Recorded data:
◆ ◆ ◆ ◆

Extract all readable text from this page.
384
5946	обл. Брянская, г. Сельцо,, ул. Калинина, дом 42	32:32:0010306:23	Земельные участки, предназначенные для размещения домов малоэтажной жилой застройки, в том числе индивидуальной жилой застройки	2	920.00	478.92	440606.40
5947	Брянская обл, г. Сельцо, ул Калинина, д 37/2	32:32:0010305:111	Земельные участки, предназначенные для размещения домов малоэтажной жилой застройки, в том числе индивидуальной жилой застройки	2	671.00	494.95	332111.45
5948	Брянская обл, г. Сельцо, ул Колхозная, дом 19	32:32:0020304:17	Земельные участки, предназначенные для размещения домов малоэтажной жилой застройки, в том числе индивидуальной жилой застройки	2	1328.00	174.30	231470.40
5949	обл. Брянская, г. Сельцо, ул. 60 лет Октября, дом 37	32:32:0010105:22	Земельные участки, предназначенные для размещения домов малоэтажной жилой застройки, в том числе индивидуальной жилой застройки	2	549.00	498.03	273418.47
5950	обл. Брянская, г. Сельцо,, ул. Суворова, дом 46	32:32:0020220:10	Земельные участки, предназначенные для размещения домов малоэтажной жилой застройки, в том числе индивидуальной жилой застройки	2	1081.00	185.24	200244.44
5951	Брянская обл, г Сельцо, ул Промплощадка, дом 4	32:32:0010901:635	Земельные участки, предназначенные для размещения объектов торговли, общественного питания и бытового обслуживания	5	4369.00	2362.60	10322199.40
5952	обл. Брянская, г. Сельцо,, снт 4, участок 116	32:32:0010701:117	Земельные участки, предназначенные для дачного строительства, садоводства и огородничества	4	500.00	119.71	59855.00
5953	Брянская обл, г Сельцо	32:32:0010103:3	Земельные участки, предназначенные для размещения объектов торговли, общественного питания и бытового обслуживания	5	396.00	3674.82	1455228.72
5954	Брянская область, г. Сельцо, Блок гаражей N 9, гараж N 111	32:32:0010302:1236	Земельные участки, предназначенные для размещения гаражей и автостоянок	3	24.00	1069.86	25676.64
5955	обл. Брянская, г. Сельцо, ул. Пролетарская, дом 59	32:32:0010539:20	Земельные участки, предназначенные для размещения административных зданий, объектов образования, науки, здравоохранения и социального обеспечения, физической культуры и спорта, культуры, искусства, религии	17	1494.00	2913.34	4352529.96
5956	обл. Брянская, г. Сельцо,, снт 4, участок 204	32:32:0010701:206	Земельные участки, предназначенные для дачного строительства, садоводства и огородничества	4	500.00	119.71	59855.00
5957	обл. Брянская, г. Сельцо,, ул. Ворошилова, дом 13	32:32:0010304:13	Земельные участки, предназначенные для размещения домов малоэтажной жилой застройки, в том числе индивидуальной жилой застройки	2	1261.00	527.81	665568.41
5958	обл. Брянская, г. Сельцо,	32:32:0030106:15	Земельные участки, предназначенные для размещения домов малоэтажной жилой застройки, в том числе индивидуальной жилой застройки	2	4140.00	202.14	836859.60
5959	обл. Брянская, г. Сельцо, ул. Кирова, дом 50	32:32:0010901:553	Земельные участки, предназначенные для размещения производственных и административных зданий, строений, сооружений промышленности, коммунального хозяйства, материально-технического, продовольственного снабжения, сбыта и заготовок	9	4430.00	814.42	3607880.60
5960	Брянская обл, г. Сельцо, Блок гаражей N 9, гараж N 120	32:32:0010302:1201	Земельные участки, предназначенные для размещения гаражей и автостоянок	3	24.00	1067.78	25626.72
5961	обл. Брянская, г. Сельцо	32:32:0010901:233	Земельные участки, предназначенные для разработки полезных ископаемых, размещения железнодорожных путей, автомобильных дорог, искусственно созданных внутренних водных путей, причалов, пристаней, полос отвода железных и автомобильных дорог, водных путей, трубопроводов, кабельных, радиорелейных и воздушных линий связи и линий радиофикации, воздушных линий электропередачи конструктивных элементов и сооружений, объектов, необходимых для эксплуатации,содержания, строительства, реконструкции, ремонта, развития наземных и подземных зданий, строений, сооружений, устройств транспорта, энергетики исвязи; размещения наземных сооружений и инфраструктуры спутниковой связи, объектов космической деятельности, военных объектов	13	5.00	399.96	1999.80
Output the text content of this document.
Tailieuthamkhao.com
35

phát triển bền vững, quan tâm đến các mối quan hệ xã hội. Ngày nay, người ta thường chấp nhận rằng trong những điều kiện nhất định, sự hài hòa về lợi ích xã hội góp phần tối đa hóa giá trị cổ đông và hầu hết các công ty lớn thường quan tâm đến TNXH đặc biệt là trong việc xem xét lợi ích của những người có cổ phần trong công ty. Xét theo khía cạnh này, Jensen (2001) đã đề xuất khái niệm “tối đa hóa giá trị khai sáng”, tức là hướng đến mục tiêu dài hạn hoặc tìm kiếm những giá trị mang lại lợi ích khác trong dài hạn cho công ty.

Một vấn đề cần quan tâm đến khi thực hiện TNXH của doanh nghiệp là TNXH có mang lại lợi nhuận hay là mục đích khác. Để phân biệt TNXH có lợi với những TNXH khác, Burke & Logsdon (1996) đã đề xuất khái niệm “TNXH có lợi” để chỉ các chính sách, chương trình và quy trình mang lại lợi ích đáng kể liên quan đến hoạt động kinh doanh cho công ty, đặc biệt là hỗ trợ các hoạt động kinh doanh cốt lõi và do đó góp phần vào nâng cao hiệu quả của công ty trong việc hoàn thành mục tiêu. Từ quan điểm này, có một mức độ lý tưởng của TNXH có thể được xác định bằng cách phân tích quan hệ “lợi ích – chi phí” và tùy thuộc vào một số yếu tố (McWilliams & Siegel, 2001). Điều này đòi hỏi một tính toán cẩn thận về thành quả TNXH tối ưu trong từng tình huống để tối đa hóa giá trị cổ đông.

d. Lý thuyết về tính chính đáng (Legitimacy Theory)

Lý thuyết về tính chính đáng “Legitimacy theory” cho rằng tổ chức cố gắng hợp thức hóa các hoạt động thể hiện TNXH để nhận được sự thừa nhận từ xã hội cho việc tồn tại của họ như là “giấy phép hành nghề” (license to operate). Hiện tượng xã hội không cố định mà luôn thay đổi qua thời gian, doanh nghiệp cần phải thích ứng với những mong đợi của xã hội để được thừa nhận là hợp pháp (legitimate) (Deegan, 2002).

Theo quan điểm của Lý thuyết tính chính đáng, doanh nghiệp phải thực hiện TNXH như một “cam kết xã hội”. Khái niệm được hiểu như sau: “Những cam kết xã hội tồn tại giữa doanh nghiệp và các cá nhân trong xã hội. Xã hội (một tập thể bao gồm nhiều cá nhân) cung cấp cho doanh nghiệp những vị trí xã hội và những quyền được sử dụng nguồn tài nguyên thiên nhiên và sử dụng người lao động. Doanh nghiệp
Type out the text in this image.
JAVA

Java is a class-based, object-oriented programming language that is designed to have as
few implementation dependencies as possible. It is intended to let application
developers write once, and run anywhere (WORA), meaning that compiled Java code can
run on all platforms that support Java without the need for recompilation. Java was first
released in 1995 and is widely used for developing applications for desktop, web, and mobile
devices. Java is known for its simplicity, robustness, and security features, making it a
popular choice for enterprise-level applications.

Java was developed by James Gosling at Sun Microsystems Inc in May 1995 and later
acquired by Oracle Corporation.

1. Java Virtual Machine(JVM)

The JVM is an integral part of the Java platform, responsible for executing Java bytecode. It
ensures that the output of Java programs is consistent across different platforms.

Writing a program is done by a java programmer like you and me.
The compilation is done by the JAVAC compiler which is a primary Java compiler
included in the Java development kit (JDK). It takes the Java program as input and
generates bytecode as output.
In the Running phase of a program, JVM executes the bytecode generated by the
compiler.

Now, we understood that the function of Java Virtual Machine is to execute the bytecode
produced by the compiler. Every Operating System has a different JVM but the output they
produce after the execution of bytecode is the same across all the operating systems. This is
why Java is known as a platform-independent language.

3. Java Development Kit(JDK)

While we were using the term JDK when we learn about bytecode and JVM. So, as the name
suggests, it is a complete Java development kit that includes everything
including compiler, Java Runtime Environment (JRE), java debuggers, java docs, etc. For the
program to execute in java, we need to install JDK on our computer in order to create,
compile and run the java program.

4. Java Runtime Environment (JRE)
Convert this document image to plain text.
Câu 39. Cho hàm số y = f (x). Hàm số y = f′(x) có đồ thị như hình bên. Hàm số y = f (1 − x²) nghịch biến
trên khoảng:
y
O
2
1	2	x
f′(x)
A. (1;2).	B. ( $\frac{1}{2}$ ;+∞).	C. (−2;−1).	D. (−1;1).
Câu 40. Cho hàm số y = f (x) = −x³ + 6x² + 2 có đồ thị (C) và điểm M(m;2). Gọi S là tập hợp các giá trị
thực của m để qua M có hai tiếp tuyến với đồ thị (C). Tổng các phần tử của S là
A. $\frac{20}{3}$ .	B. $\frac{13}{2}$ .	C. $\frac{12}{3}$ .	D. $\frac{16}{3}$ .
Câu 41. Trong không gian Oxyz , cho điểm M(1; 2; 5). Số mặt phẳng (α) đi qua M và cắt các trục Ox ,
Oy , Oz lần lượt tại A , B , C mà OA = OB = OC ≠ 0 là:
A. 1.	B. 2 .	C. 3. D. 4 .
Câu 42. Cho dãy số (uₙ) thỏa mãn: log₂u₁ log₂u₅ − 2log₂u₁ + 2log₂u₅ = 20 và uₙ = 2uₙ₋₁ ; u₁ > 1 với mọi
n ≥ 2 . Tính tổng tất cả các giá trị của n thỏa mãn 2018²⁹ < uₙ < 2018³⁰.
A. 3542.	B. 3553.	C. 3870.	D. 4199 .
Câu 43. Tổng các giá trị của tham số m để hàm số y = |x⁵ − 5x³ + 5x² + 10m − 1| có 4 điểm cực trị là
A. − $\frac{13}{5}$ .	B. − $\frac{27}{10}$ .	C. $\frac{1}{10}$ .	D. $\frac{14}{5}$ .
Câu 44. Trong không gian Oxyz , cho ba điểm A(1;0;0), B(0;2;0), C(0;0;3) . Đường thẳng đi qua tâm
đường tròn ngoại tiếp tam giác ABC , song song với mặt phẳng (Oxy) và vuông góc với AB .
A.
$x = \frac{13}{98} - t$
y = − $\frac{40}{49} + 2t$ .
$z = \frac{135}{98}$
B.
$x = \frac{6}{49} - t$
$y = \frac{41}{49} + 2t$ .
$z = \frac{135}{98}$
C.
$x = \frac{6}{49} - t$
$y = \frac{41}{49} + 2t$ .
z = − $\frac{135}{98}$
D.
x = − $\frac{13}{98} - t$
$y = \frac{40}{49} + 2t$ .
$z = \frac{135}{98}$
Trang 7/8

◆ ◆ ◆ ◆

▶ [Objective]: Copy out exactly the lines between the line with "Convert this document image to plain text." and the last line of the entries, counting both of those lines.

▶ [Solution to the problem]:
Convert this document image to plain text.
Câu 39. Cho hàm số y = f (x). Hàm số y = f′(x) có đồ thị như hình bên. Hàm số y = f (1 − x²) nghịch biến
trên khoảng:
y
O
2
1	2	x
f′(x)
A. (1;2).	B. ( $\frac{1}{2}$ ;+∞).	C. (−2;−1).	D. (−1;1).
Câu 40. Cho hàm số y = f (x) = −x³ + 6x² + 2 có đồ thị (C) và điểm M(m;2). Gọi S là tập hợp các giá trị
thực của m để qua M có hai tiếp tuyến với đồ thị (C). Tổng các phần tử của S là
A. $\frac{20}{3}$ .	B. $\frac{13}{2}$ .	C. $\frac{12}{3}$ .	D. $\frac{16}{3}$ .
Câu 41. Trong không gian Oxyz , cho điểm M(1; 2; 5). Số mặt phẳng (α) đi qua M và cắt các trục Ox ,
Oy , Oz lần lượt tại A , B , C mà OA = OB = OC ≠ 0 là:
A. 1.	B. 2 .	C. 3. D. 4 .
Câu 42. Cho dãy số (uₙ) thỏa mãn: log₂u₁ log₂u₅ − 2log₂u₁ + 2log₂u₅ = 20 và uₙ = 2uₙ₋₁ ; u₁ > 1 với mọi
n ≥ 2 . Tính tổng tất cả các giá trị của n thỏa mãn 2018²⁹ < uₙ < 2018³⁰.
A. 3542.	B. 3553.	C. 3870.	D. 4199 .
Câu 43. Tổng các giá trị của tham số m để hàm số y = |x⁵ − 5x³ + 5x² + 10m − 1| có 4 điểm cực trị là
A. − $\frac{13}{5}$ .	B. − $\frac{27}{10}$ .	C. $\frac{1}{10}$ .	D. $\frac{14}{5}$ .
Câu 44. Trong không gian Oxyz , cho ba điểm A(1;0;0), B(0;2;0), C(0;0;3) . Đường thẳng đi qua tâm
đường tròn ngoại tiếp tam giác ABC , song song với mặt phẳng (Oxy) và vuông góc với AB .
A.
$x = \frac{13}{98} - t$
y = − $\frac{40}{49} + 2t$ .
$z = \frac{135}{98}$
B.
$x = \frac{6}{49} - t$
$y = \frac{41}{49} + 2t$ .
$z = \frac{135}{98}$
C.
$x = \frac{6}{49} - t$
$y = \frac{41}{49} + 2t$ .
z = − $\frac{135}{98}$
D.
x = − $\frac{13}{98} - t$
$y = \frac{40}{49} + 2t$ .
$z = \frac{135}{98}$
Trang 7/8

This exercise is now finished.